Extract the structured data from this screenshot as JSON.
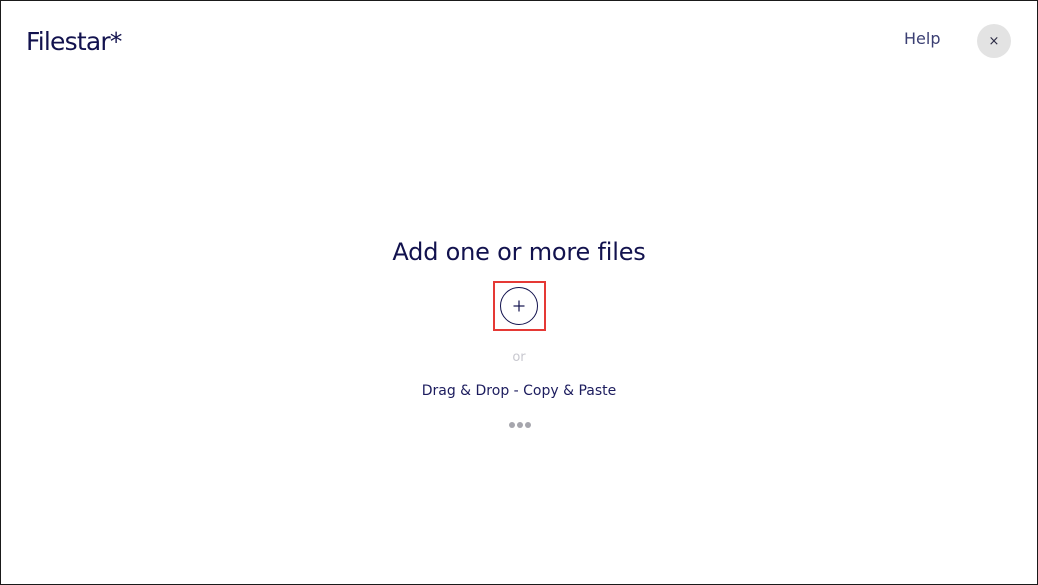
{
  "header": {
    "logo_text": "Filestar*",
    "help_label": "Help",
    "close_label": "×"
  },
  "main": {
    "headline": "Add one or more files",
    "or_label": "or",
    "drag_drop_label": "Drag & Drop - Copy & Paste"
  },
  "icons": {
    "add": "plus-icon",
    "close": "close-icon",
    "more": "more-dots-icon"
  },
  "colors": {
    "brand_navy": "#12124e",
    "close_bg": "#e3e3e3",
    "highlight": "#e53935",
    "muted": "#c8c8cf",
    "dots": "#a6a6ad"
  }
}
==
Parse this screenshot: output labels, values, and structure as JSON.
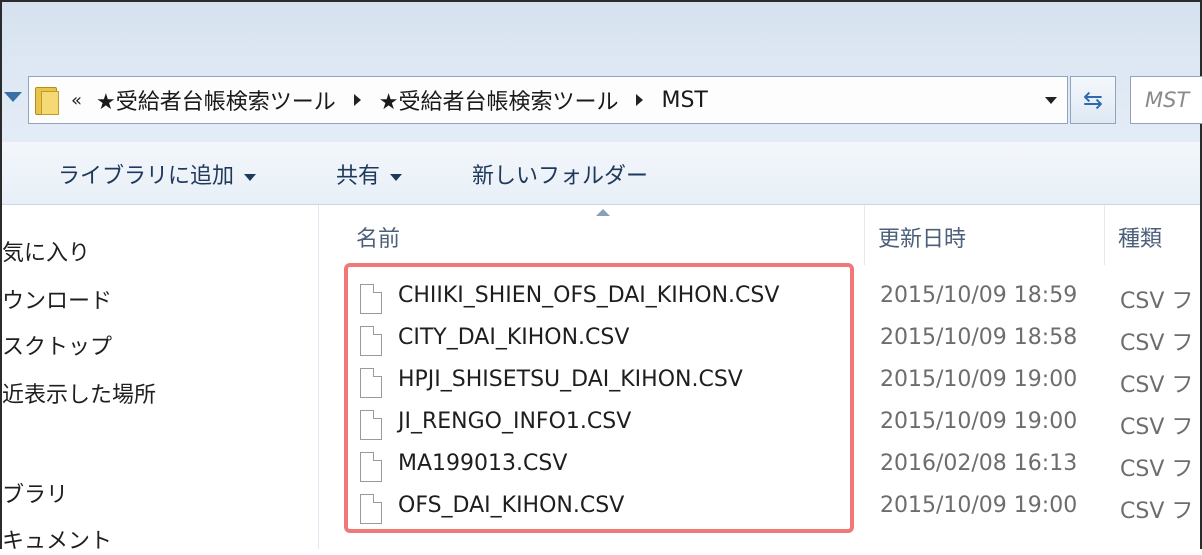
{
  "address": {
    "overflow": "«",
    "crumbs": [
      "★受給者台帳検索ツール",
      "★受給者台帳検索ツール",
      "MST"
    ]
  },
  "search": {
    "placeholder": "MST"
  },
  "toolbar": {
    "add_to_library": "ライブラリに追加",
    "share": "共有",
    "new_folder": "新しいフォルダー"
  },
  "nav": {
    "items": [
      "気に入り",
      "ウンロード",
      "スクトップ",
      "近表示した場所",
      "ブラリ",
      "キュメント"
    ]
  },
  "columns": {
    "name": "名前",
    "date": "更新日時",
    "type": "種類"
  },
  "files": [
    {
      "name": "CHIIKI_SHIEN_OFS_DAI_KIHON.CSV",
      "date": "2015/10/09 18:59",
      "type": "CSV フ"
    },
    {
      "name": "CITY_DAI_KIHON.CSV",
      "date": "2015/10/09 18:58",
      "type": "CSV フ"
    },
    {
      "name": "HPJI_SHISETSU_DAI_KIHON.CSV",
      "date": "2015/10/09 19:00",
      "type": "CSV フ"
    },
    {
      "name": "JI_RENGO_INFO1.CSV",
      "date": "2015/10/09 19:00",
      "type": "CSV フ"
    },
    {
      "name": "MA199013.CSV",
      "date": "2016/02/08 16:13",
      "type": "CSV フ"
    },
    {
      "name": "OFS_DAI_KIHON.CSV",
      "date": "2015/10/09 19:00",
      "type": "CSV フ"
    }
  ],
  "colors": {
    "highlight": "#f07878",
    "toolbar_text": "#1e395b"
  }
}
--
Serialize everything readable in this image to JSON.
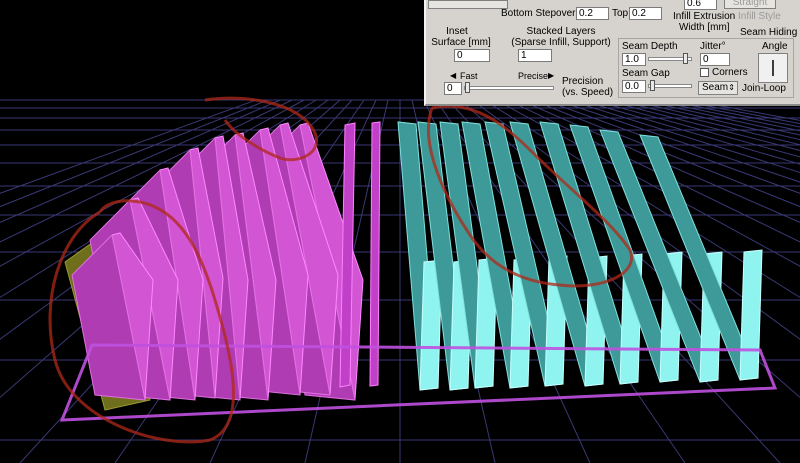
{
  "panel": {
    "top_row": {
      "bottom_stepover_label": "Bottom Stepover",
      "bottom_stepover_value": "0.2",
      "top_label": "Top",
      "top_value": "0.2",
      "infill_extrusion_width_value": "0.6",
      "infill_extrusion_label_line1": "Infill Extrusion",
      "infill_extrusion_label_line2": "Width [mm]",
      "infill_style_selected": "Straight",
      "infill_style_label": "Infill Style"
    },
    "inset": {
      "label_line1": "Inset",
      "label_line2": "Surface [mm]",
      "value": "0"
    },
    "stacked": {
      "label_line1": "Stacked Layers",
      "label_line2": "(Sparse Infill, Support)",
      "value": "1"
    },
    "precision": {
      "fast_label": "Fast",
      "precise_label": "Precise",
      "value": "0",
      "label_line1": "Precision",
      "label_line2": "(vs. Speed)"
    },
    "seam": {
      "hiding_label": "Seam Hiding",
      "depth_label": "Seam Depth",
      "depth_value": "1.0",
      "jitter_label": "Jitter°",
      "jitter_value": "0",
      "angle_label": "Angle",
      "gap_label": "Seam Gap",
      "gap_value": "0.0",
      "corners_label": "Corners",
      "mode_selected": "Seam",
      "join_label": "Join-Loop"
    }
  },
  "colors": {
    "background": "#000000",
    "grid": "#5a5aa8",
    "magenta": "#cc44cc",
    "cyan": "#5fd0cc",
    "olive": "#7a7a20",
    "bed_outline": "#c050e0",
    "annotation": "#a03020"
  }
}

§ TASK DIRECTIONS: Copy down every line of the material above that includes the string "date".

§ SOLVED EXERCISE:
    "date": "更新日時",
      "date": "2015/10/09 18:59",
      "date": "2015/10/09 18:58",
      "date": "2015/10/09 19:00",
      "date": "2015/10/09 19:00",
      "date": "2016/02/08 16:13",
      "date": "2015/10/09 19:00",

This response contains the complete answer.